• [Task to carry out]: What is the number of lines containing the string "муниципального"? Answer with the number only.

• [Information given]:
+===+
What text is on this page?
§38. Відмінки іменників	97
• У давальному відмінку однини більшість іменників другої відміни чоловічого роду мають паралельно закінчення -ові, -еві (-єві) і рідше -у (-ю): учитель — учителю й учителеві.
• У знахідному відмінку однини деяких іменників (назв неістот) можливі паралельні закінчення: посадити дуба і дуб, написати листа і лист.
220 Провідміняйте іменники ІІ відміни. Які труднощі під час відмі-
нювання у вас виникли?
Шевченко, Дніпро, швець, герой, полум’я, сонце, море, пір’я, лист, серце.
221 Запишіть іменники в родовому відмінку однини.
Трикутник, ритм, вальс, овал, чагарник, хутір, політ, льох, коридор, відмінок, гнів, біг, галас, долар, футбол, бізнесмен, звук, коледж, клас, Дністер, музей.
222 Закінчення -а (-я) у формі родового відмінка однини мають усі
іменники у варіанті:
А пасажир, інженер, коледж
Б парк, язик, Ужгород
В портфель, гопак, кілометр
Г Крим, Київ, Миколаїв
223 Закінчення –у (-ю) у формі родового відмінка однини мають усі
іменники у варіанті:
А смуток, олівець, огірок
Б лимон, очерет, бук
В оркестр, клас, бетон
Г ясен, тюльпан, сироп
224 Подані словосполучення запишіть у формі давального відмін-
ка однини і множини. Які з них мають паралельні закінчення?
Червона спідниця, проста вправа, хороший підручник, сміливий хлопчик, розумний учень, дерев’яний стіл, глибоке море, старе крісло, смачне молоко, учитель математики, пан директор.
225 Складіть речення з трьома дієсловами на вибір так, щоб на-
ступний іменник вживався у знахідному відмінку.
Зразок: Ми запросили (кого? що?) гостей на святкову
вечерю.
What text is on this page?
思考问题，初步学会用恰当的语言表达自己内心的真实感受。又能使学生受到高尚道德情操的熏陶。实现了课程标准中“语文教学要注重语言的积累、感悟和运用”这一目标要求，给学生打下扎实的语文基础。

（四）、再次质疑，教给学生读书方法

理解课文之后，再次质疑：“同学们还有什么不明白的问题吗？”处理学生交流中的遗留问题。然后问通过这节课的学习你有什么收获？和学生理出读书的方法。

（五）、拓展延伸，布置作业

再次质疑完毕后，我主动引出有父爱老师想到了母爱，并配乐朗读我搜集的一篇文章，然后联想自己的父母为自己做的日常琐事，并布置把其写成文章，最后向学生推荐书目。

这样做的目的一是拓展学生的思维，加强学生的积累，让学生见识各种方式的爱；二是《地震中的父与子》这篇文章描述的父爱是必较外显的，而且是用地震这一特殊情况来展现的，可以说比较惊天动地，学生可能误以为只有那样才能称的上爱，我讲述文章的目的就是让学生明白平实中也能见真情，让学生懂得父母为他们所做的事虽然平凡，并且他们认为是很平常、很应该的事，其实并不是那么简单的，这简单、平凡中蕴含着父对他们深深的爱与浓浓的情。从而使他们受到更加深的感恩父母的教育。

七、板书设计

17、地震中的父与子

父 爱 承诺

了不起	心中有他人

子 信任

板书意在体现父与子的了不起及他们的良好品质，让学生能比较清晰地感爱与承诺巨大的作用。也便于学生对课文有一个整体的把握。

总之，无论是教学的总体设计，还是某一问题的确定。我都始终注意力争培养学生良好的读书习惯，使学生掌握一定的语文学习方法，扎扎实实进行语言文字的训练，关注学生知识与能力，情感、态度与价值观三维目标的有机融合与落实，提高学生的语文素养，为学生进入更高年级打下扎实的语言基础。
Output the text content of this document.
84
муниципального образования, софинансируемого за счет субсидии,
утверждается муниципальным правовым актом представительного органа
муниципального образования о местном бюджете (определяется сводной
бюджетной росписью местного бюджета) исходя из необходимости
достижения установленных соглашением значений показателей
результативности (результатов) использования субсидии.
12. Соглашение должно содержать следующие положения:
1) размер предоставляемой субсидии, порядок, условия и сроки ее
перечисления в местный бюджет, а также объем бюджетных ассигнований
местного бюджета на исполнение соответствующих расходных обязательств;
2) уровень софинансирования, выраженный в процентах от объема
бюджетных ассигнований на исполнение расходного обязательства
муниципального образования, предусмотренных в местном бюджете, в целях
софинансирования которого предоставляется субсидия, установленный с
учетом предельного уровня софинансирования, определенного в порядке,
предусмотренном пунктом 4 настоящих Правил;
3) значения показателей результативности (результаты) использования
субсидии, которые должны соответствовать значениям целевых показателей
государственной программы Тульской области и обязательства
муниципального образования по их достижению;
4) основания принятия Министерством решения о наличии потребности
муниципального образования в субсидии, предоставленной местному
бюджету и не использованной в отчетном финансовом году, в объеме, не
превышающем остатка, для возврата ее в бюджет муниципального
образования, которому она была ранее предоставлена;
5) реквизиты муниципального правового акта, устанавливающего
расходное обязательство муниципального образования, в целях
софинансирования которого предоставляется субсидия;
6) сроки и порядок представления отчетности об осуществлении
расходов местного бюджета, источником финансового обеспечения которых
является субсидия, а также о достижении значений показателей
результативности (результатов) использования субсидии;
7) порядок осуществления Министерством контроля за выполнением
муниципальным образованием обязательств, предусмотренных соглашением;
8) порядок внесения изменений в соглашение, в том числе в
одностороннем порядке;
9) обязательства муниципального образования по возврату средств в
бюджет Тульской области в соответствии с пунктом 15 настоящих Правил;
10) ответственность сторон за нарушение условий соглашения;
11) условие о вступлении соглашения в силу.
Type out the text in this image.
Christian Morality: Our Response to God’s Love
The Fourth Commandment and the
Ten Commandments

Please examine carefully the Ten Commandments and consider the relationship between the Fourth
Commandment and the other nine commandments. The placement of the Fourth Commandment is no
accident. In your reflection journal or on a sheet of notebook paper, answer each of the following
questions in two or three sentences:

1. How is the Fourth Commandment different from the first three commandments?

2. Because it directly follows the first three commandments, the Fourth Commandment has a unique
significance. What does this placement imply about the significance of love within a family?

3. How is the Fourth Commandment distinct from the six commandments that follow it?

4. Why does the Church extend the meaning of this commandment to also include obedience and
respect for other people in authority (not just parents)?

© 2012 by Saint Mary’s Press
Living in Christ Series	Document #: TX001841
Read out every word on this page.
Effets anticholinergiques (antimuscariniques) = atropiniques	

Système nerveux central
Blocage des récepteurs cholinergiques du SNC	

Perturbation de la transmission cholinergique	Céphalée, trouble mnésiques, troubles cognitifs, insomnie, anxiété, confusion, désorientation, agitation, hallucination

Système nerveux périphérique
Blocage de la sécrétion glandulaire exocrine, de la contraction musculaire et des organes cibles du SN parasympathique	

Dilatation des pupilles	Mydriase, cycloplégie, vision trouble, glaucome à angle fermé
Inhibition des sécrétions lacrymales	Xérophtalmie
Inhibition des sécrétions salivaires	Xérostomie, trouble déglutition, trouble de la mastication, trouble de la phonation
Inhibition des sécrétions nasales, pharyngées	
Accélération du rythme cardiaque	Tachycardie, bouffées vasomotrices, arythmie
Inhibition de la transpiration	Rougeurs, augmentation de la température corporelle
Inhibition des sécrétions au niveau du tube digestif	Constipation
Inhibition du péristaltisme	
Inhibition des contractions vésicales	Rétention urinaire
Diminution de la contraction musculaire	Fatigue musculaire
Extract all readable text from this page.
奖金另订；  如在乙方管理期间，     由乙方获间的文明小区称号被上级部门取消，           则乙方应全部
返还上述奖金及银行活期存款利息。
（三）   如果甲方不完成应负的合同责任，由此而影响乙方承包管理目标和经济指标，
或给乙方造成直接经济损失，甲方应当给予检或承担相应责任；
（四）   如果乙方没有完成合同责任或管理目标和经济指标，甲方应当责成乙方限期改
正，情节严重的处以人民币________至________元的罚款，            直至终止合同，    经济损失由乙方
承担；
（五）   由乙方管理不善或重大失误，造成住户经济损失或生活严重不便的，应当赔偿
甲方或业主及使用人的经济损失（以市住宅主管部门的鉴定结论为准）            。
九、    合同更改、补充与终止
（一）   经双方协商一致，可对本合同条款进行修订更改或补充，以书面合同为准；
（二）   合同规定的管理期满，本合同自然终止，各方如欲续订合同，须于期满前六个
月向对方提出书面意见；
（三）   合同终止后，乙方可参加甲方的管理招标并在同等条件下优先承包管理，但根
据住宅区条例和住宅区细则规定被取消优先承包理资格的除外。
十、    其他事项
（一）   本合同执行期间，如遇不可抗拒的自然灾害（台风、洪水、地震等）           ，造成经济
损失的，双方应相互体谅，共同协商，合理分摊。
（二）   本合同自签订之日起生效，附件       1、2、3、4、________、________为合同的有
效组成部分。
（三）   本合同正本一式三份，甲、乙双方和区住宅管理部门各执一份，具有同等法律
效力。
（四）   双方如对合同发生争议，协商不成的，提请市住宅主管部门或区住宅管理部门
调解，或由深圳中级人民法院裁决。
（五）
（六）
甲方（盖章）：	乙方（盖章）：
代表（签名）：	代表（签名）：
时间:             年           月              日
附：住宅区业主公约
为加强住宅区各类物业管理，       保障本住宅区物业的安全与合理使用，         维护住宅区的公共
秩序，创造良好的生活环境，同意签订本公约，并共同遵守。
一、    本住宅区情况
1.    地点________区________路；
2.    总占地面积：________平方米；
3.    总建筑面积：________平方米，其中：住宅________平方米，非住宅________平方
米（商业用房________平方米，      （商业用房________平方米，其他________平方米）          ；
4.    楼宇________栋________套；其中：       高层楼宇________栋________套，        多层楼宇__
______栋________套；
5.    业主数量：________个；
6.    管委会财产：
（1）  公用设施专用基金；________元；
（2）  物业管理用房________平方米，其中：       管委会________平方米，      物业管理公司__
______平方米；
+===+
• [Response for this exercise]: 9